[Task to complete] Count how many lines hold the string "rural", and give only that number.

(Data entries)
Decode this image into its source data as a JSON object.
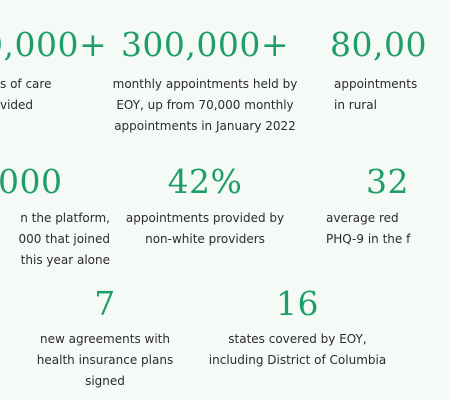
{
  "theme": {
    "accent": "#1e9e6b",
    "text": "#2b2b2b",
    "background": "#f6faf7"
  },
  "stats": [
    {
      "id": "hours-of-care",
      "value": "0,000+",
      "description": "s of care\nvided"
    },
    {
      "id": "monthly-appointments",
      "value": "300,000+",
      "description": "monthly appointments held by\nEOY, up from 70,000 monthly\nappointments in January 2022"
    },
    {
      "id": "rural-appointments",
      "value": "80,00",
      "description": "appointments\nin rural"
    },
    {
      "id": "providers-on-platform",
      "value": "000",
      "description": "n the platform,\n000 that joined\nthis year alone"
    },
    {
      "id": "non-white-providers",
      "value": "42%",
      "description": "appointments provided by\nnon-white providers"
    },
    {
      "id": "phq9-reduction",
      "value": "32",
      "description": "average red\nPHQ-9 in the f"
    },
    {
      "id": "health-insurance-agreements",
      "value": "7",
      "description": "new agreements with\nhealth insurance plans signed"
    },
    {
      "id": "states-covered",
      "value": "16",
      "description": "states covered by EOY,\nincluding District of Columbia"
    }
  ]
}
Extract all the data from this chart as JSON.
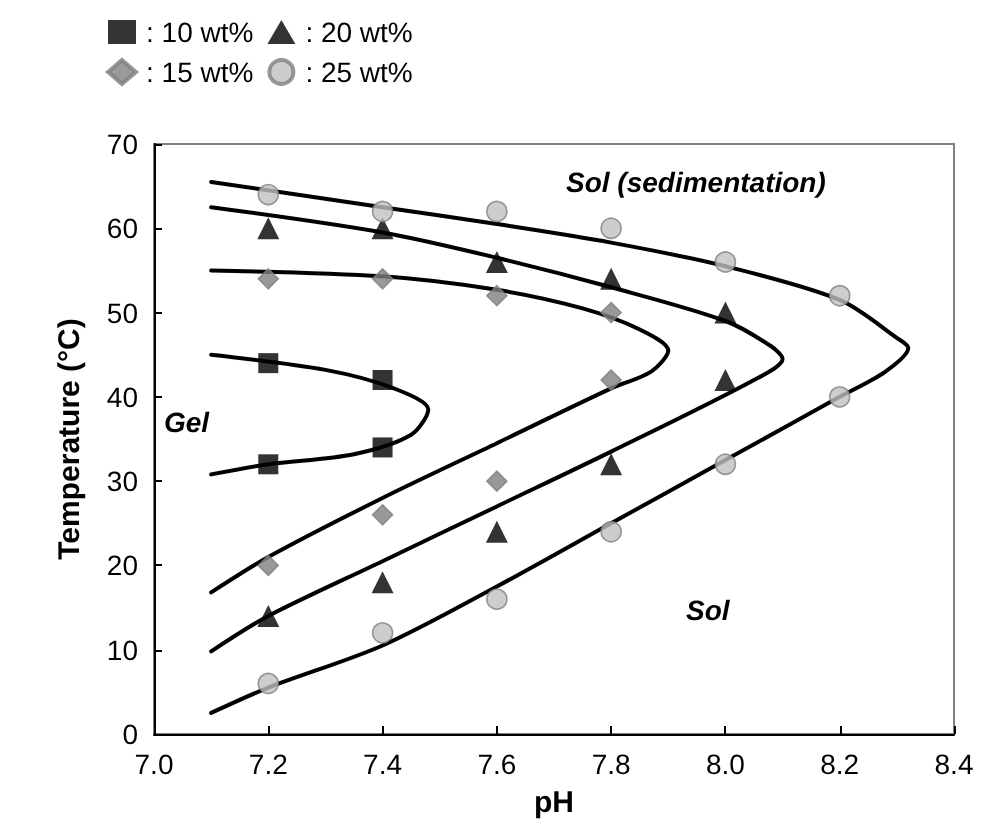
{
  "chart_data": {
    "type": "scatter",
    "xlabel": "pH",
    "ylabel": "Temperature (°C)",
    "xlim": [
      7.0,
      8.4
    ],
    "xticks": [
      {
        "value": 7.0,
        "label": "7.0"
      },
      7.2,
      7.4,
      7.6,
      7.8,
      {
        "value": 8.0,
        "label": "8.0"
      },
      8.2,
      8.4
    ],
    "ylim": [
      0,
      70
    ],
    "yticks": [
      0,
      10,
      20,
      30,
      40,
      50,
      60,
      70
    ],
    "grid": false,
    "legend": "top left",
    "annotations": [
      "Gel",
      "Sol (sedimentation)",
      "Sol"
    ],
    "series": [
      {
        "name": ": 10 wt%",
        "color": "#000000",
        "marker": "square",
        "x": [
          7.2,
          7.4,
          7.2,
          7.4
        ],
        "values": [
          44,
          42,
          32,
          34
        ]
      },
      {
        "name": ": 15 wt%",
        "color": "#808080",
        "marker": "diamond",
        "x": [
          7.2,
          7.4,
          7.6,
          7.8,
          7.8,
          7.6,
          7.4,
          7.2
        ],
        "values": [
          54,
          54,
          52,
          50,
          42,
          30,
          26,
          20
        ]
      },
      {
        "name": ": 20 wt%",
        "color": "#000000",
        "marker": "triangle",
        "x": [
          7.2,
          7.4,
          7.6,
          7.8,
          8.0,
          8.0,
          7.8,
          7.6,
          7.4,
          7.2
        ],
        "values": [
          60,
          60,
          56,
          54,
          50,
          42,
          32,
          24,
          18,
          14
        ]
      },
      {
        "name": ": 25 wt%",
        "color": "#c0c0c0",
        "marker": "circle",
        "x": [
          7.2,
          7.4,
          7.6,
          7.8,
          8.0,
          8.2,
          8.2,
          8.0,
          7.8,
          7.6,
          7.4,
          7.2
        ],
        "values": [
          64,
          62,
          62,
          60,
          56,
          52,
          40,
          32,
          24,
          16,
          12,
          6
        ]
      },
      {
        "type": "line",
        "color": "#000000",
        "marker": "none",
        "x": [
          7.1,
          7.3,
          7.42,
          7.48,
          7.45,
          7.35,
          7.2,
          7.1
        ],
        "values": [
          45,
          43.2,
          41,
          38.5,
          35.5,
          33.2,
          32,
          30.8
        ]
      },
      {
        "type": "line",
        "color": "#000000",
        "marker": "none",
        "x": [
          7.1,
          7.4,
          7.6,
          7.75,
          7.85,
          7.9,
          7.87,
          7.8,
          7.6,
          7.4,
          7.2,
          7.1
        ],
        "values": [
          55,
          54.3,
          52.7,
          50.5,
          48,
          45.5,
          43,
          41,
          34.5,
          28,
          21,
          16.8
        ]
      },
      {
        "type": "line",
        "color": "#000000",
        "marker": "none",
        "x": [
          7.1,
          7.4,
          7.6,
          7.8,
          8.0,
          8.08,
          8.1,
          8.05,
          7.8,
          7.6,
          7.4,
          7.2,
          7.1
        ],
        "values": [
          62.5,
          59.5,
          56.5,
          53,
          49,
          46,
          44.5,
          42,
          33.5,
          27,
          20.5,
          14,
          9.8
        ]
      },
      {
        "type": "line",
        "color": "#000000",
        "marker": "none",
        "x": [
          7.1,
          7.4,
          7.6,
          7.8,
          8.0,
          8.2,
          8.3,
          8.32,
          8.28,
          8.2,
          8.0,
          7.8,
          7.6,
          7.4,
          7.2,
          7.1
        ],
        "values": [
          65.5,
          62.5,
          60.5,
          58.3,
          55.5,
          51.5,
          47,
          45.8,
          43,
          40,
          32.5,
          25,
          17.5,
          10.5,
          5.5,
          2.5
        ]
      }
    ]
  }
}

[Solution to this exercise] 2